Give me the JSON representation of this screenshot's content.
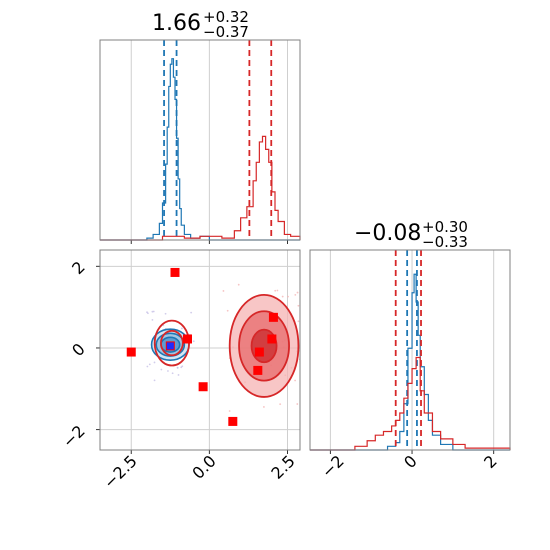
{
  "chart_data": [
    {
      "panel": "hist-x",
      "type": "line",
      "title": {
        "main": "1.66",
        "sup": "+0.32",
        "sub": "−0.37"
      },
      "xlim": [
        -3.5,
        2.9
      ],
      "grid": true,
      "series": [
        {
          "color": "#1f77b4",
          "x": [
            -3.5,
            -2.5,
            -2.0,
            -1.8,
            -1.6,
            -1.5,
            -1.4,
            -1.35,
            -1.3,
            -1.25,
            -1.2,
            -1.15,
            -1.1,
            -1.05,
            -1.0,
            -0.95,
            -0.9,
            -0.8,
            -0.6,
            -0.3,
            0.0,
            2.9
          ],
          "y": [
            0.0,
            0.0,
            0.01,
            0.03,
            0.09,
            0.2,
            0.41,
            0.61,
            0.83,
            0.95,
            0.98,
            0.88,
            0.76,
            0.55,
            0.33,
            0.17,
            0.08,
            0.03,
            0.01,
            0.02,
            0.0,
            0.0
          ],
          "vlines": [
            -1.45,
            -1.05
          ]
        },
        {
          "color": "#d62728",
          "x": [
            -3.5,
            -2.8,
            -1.5,
            -0.8,
            -0.3,
            0.4,
            0.8,
            1.0,
            1.2,
            1.4,
            1.5,
            1.6,
            1.7,
            1.8,
            1.9,
            2.0,
            2.1,
            2.2,
            2.4,
            2.6,
            2.9
          ],
          "y": [
            0.0,
            0.0,
            0.02,
            0.01,
            0.02,
            0.01,
            0.05,
            0.12,
            0.18,
            0.32,
            0.42,
            0.53,
            0.56,
            0.49,
            0.42,
            0.26,
            0.16,
            0.1,
            0.03,
            0.02,
            0.0
          ],
          "vlines": [
            1.28,
            1.98
          ]
        }
      ]
    },
    {
      "panel": "scatter",
      "type": "scatter",
      "xlim": [
        -3.5,
        2.9
      ],
      "ylim": [
        -2.5,
        2.4
      ],
      "xticks": [
        "−2.5",
        "0.0",
        "2.5"
      ],
      "yticks": [
        "−2",
        "0",
        "2"
      ],
      "grid": true,
      "contours": [
        {
          "color": "#1f77b4",
          "cx": -1.25,
          "cy": 0.08,
          "radii_x": [
            0.3,
            0.45,
            0.6
          ],
          "radii_y": [
            0.18,
            0.28,
            0.38
          ]
        },
        {
          "color": "#d62728",
          "cx": -1.2,
          "cy": 0.12,
          "radii_x": [
            0.35,
            0.55
          ],
          "radii_y": [
            0.3,
            0.55
          ]
        },
        {
          "color": "#d62728",
          "cx": 1.75,
          "cy": 0.05,
          "radii_x": [
            0.4,
            0.8,
            1.1
          ],
          "radii_y": [
            0.4,
            0.85,
            1.25
          ]
        }
      ],
      "points": {
        "color": "#ff0000",
        "x": [
          -2.5,
          -1.1,
          -0.7,
          -1.25,
          -0.2,
          0.75,
          2.05,
          2.0,
          1.6,
          1.55
        ],
        "y": [
          -0.1,
          1.85,
          0.22,
          0.05,
          -0.95,
          -1.8,
          0.75,
          0.22,
          -0.1,
          -0.55
        ]
      },
      "blue_point": {
        "x": -1.25,
        "y": 0.05
      }
    },
    {
      "panel": "hist-y",
      "type": "line",
      "title": {
        "main": "−0.08",
        "sup": "+0.30",
        "sub": "−0.33"
      },
      "xlim": [
        -2.5,
        2.4
      ],
      "xticks": [
        "−2",
        "0",
        "2"
      ],
      "grid": true,
      "series": [
        {
          "color": "#1f77b4",
          "x": [
            -2.5,
            -1.0,
            -0.6,
            -0.4,
            -0.3,
            -0.2,
            -0.1,
            0.0,
            0.05,
            0.1,
            0.15,
            0.2,
            0.3,
            0.4,
            0.5,
            0.7,
            1.0,
            2.4
          ],
          "y": [
            0.0,
            0.0,
            0.02,
            0.04,
            0.1,
            0.25,
            0.55,
            0.85,
            0.95,
            0.8,
            0.62,
            0.45,
            0.3,
            0.16,
            0.08,
            0.03,
            0.0,
            0.0
          ],
          "vlines": [
            -0.12,
            0.12
          ]
        },
        {
          "color": "#d62728",
          "x": [
            -2.5,
            -1.8,
            -1.4,
            -1.1,
            -0.9,
            -0.7,
            -0.5,
            -0.4,
            -0.3,
            -0.2,
            -0.1,
            0.0,
            0.1,
            0.2,
            0.3,
            0.5,
            0.7,
            1.0,
            1.3,
            2.4
          ],
          "y": [
            0.0,
            0.0,
            0.02,
            0.05,
            0.08,
            0.1,
            0.13,
            0.16,
            0.2,
            0.28,
            0.36,
            0.44,
            0.5,
            0.32,
            0.2,
            0.1,
            0.06,
            0.03,
            0.01,
            0.0
          ],
          "vlines": [
            -0.4,
            0.22
          ]
        }
      ]
    }
  ]
}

▸ Given request:
Quote the material exactly. Pictures stay out.

▸ Written solution:
Give me the JSON representation of this screenshot's content.
{
  "chart_data": [
    {
      "panel": "hist-x",
      "type": "line",
      "title": {
        "main": "1.66",
        "sup": "+0.32",
        "sub": "−0.37"
      },
      "xlim": [
        -3.5,
        2.9
      ],
      "grid": true,
      "series": [
        {
          "color": "#1f77b4",
          "x": [
            -3.5,
            -2.5,
            -2.0,
            -1.8,
            -1.6,
            -1.5,
            -1.4,
            -1.35,
            -1.3,
            -1.25,
            -1.2,
            -1.15,
            -1.1,
            -1.05,
            -1.0,
            -0.95,
            -0.9,
            -0.8,
            -0.6,
            -0.3,
            0.0,
            2.9
          ],
          "y": [
            0.0,
            0.0,
            0.01,
            0.03,
            0.09,
            0.2,
            0.41,
            0.61,
            0.83,
            0.95,
            0.98,
            0.88,
            0.76,
            0.55,
            0.33,
            0.17,
            0.08,
            0.03,
            0.01,
            0.02,
            0.0,
            0.0
          ],
          "vlines": [
            -1.45,
            -1.05
          ]
        },
        {
          "color": "#d62728",
          "x": [
            -3.5,
            -2.8,
            -1.5,
            -0.8,
            -0.3,
            0.4,
            0.8,
            1.0,
            1.2,
            1.4,
            1.5,
            1.6,
            1.7,
            1.8,
            1.9,
            2.0,
            2.1,
            2.2,
            2.4,
            2.6,
            2.9
          ],
          "y": [
            0.0,
            0.0,
            0.02,
            0.01,
            0.02,
            0.01,
            0.05,
            0.12,
            0.18,
            0.32,
            0.42,
            0.53,
            0.56,
            0.49,
            0.42,
            0.26,
            0.16,
            0.1,
            0.03,
            0.02,
            0.0
          ],
          "vlines": [
            1.28,
            1.98
          ]
        }
      ]
    },
    {
      "panel": "scatter",
      "type": "scatter",
      "xlim": [
        -3.5,
        2.9
      ],
      "ylim": [
        -2.5,
        2.4
      ],
      "xticks": [
        "−2.5",
        "0.0",
        "2.5"
      ],
      "yticks": [
        "−2",
        "0",
        "2"
      ],
      "grid": true,
      "contours": [
        {
          "color": "#1f77b4",
          "cx": -1.25,
          "cy": 0.08,
          "radii_x": [
            0.3,
            0.45,
            0.6
          ],
          "radii_y": [
            0.18,
            0.28,
            0.38
          ]
        },
        {
          "color": "#d62728",
          "cx": -1.2,
          "cy": 0.12,
          "radii_x": [
            0.35,
            0.55
          ],
          "radii_y": [
            0.3,
            0.55
          ]
        },
        {
          "color": "#d62728",
          "cx": 1.75,
          "cy": 0.05,
          "radii_x": [
            0.4,
            0.8,
            1.1
          ],
          "radii_y": [
            0.4,
            0.85,
            1.25
          ]
        }
      ],
      "points": {
        "color": "#ff0000",
        "x": [
          -2.5,
          -1.1,
          -0.7,
          -1.25,
          -0.2,
          0.75,
          2.05,
          2.0,
          1.6,
          1.55
        ],
        "y": [
          -0.1,
          1.85,
          0.22,
          0.05,
          -0.95,
          -1.8,
          0.75,
          0.22,
          -0.1,
          -0.55
        ]
      },
      "blue_point": {
        "x": -1.25,
        "y": 0.05
      }
    },
    {
      "panel": "hist-y",
      "type": "line",
      "title": {
        "main": "−0.08",
        "sup": "+0.30",
        "sub": "−0.33"
      },
      "xlim": [
        -2.5,
        2.4
      ],
      "xticks": [
        "−2",
        "0",
        "2"
      ],
      "grid": true,
      "series": [
        {
          "color": "#1f77b4",
          "x": [
            -2.5,
            -1.0,
            -0.6,
            -0.4,
            -0.3,
            -0.2,
            -0.1,
            0.0,
            0.05,
            0.1,
            0.15,
            0.2,
            0.3,
            0.4,
            0.5,
            0.7,
            1.0,
            2.4
          ],
          "y": [
            0.0,
            0.0,
            0.02,
            0.04,
            0.1,
            0.25,
            0.55,
            0.85,
            0.95,
            0.8,
            0.62,
            0.45,
            0.3,
            0.16,
            0.08,
            0.03,
            0.0,
            0.0
          ],
          "vlines": [
            -0.12,
            0.12
          ]
        },
        {
          "color": "#d62728",
          "x": [
            -2.5,
            -1.8,
            -1.4,
            -1.1,
            -0.9,
            -0.7,
            -0.5,
            -0.4,
            -0.3,
            -0.2,
            -0.1,
            0.0,
            0.1,
            0.2,
            0.3,
            0.5,
            0.7,
            1.0,
            1.3,
            2.4
          ],
          "y": [
            0.0,
            0.0,
            0.02,
            0.05,
            0.08,
            0.1,
            0.13,
            0.16,
            0.2,
            0.28,
            0.36,
            0.44,
            0.5,
            0.32,
            0.2,
            0.1,
            0.06,
            0.03,
            0.01,
            0.0
          ],
          "vlines": [
            -0.4,
            0.22
          ]
        }
      ]
    }
  ]
}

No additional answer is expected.